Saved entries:

────────

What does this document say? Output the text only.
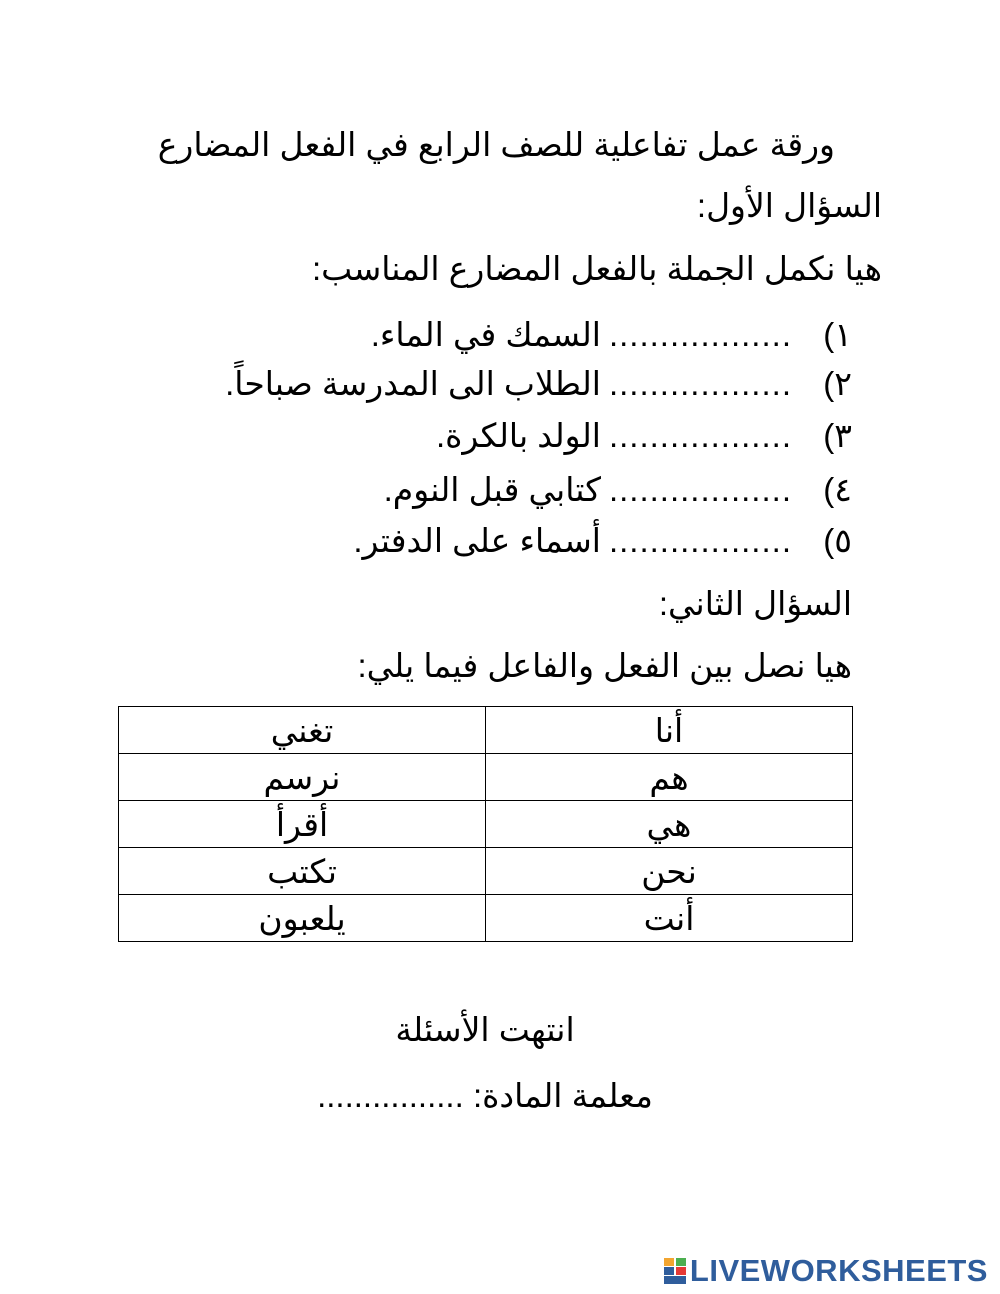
ورقة عمل تفاعلية للصف الرابع في الفعل المضارع
السؤال الأول:
هيا نكمل الجملة بالفعل المضارع المناسب:
١)
..................
السمك في الماء.
٢)
..................
الطلاب الى المدرسة صباحاً.
٣)
..................
الولد بالكرة.
٤)
..................
كتابي قبل النوم.
٥)
..................
أسماء على الدفتر.
السؤال الثاني:
هيا نصل بين الفعل والفاعل فيما يلي:
أنا	تغني
هم	نرسم
هي	أقرأ
نحن	تكتب
أنت	يلعبون
انتهت الأسئلة
معلمة المادة: ................
LIVEWORKSHEETS
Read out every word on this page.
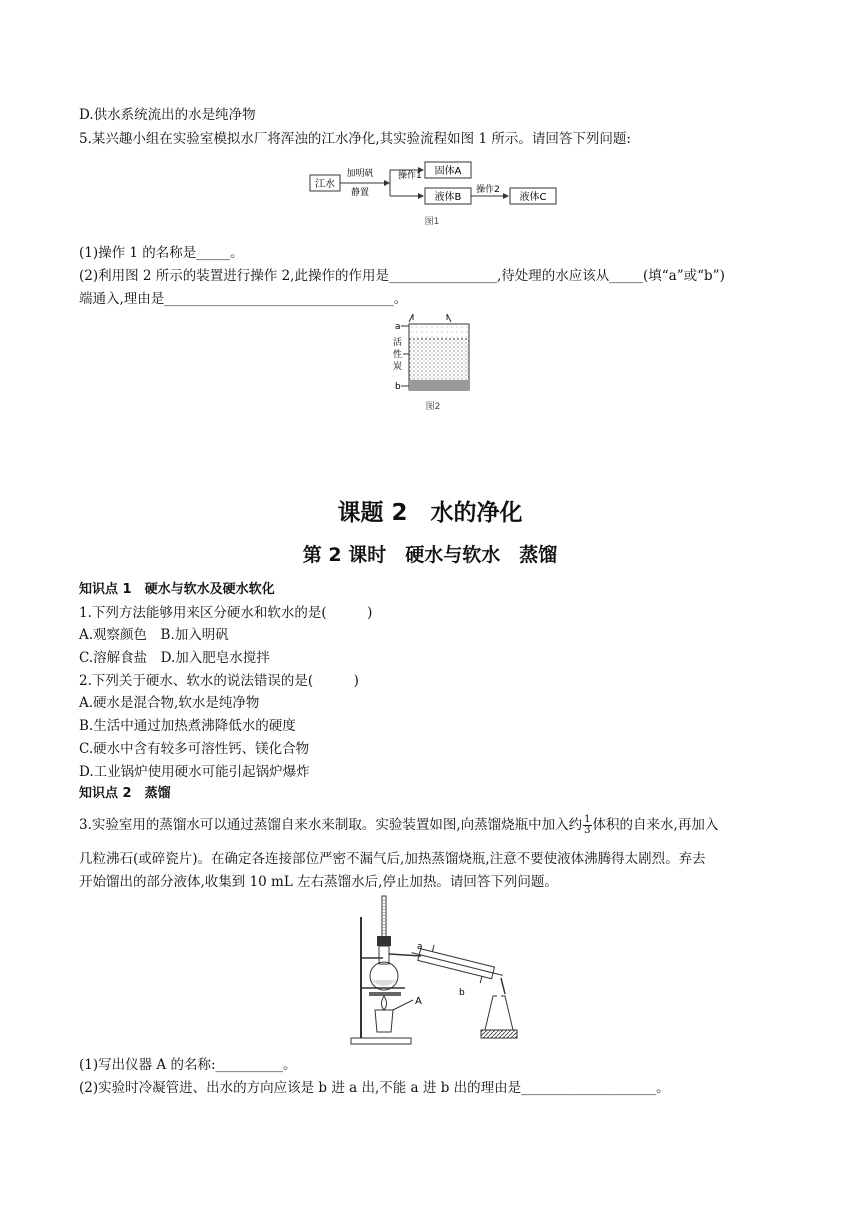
D.供水系统流出的水是纯净物
5.某兴趣小组在实验室模拟水厂将浑浊的江水净化,其实验流程如图 1 所示。请回答下列问题:
江水
加明矾
静置
操作1 固体A
液体B
操作2
液体C
图1
(1)操作 1 的名称是_____。
(2)利用图 2 所示的装置进行操作 2,此操作的作用是________________,待处理的水应该从_____(填“a”或“b”)
端通入,理由是__________________________________。
a
活
性
炭
b
图2
课题 2　水的净化
第 2 课时　硬水与软水　蒸馏
知识点 1　硬水与软水及硬水软化
1.下列方法能够用来区分硬水和软水的是(　　　)
A.观察颜色　B.加入明矾
C.溶解食盐　D.加入肥皂水搅拌
2.下列关于硬水、软水的说法错误的是(　　　)
A.硬水是混合物,软水是纯净物
B.生活中通过加热煮沸降低水的硬度
C.硬水中含有较多可溶性钙、镁化合物
D.工业锅炉使用硬水可能引起锅炉爆炸
知识点 2　蒸馏
3.实验室用的蒸馏水可以通过蒸馏自来水来制取。实验装置如图,向蒸馏烧瓶中加入约 $\frac{1}{3}$ 体积的自来水,再加入
几粒沸石(或碎瓷片)。在确定各连接部位严密不漏气后,加热蒸馏烧瓶,注意不要使液体沸腾得太剧烈。弃去
开始馏出的部分液体,收集到 10 mL 左右蒸馏水后,停止加热。请回答下列问题。
a
b
A
(1)写出仪器 A 的名称:__________。
(2)实验时冷凝管进、出水的方向应该是 b 进 a 出,不能 a 进 b 出的理由是____________________。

────────

_Required work_
Every line from the one containing "Read out every word on this page." through the last line of the data is to be retyped exactly, with nothing added and no pictures included.

_Output of the task_
Read out every word on this page.
D.供水系统流出的水是纯净物
5.某兴趣小组在实验室模拟水厂将浑浊的江水净化,其实验流程如图 1 所示。请回答下列问题:
江水
加明矾
静置
操作1 固体A
液体B
操作2
液体C
图1
(1)操作 1 的名称是_____。
(2)利用图 2 所示的装置进行操作 2,此操作的作用是________________,待处理的水应该从_____(填“a”或“b”)
端通入,理由是__________________________________。
a
活
性
炭
b
图2
课题 2　水的净化
第 2 课时　硬水与软水　蒸馏
知识点 1　硬水与软水及硬水软化
1.下列方法能够用来区分硬水和软水的是(　　　)
A.观察颜色　B.加入明矾
C.溶解食盐　D.加入肥皂水搅拌
2.下列关于硬水、软水的说法错误的是(　　　)
A.硬水是混合物,软水是纯净物
B.生活中通过加热煮沸降低水的硬度
C.硬水中含有较多可溶性钙、镁化合物
D.工业锅炉使用硬水可能引起锅炉爆炸
知识点 2　蒸馏
3.实验室用的蒸馏水可以通过蒸馏自来水来制取。实验装置如图,向蒸馏烧瓶中加入约 $\frac{1}{3}$ 体积的自来水,再加入
几粒沸石(或碎瓷片)。在确定各连接部位严密不漏气后,加热蒸馏烧瓶,注意不要使液体沸腾得太剧烈。弃去
开始馏出的部分液体,收集到 10 mL 左右蒸馏水后,停止加热。请回答下列问题。
a
b
A
(1)写出仪器 A 的名称:__________。
(2)实验时冷凝管进、出水的方向应该是 b 进 a 出,不能 a 进 b 出的理由是____________________。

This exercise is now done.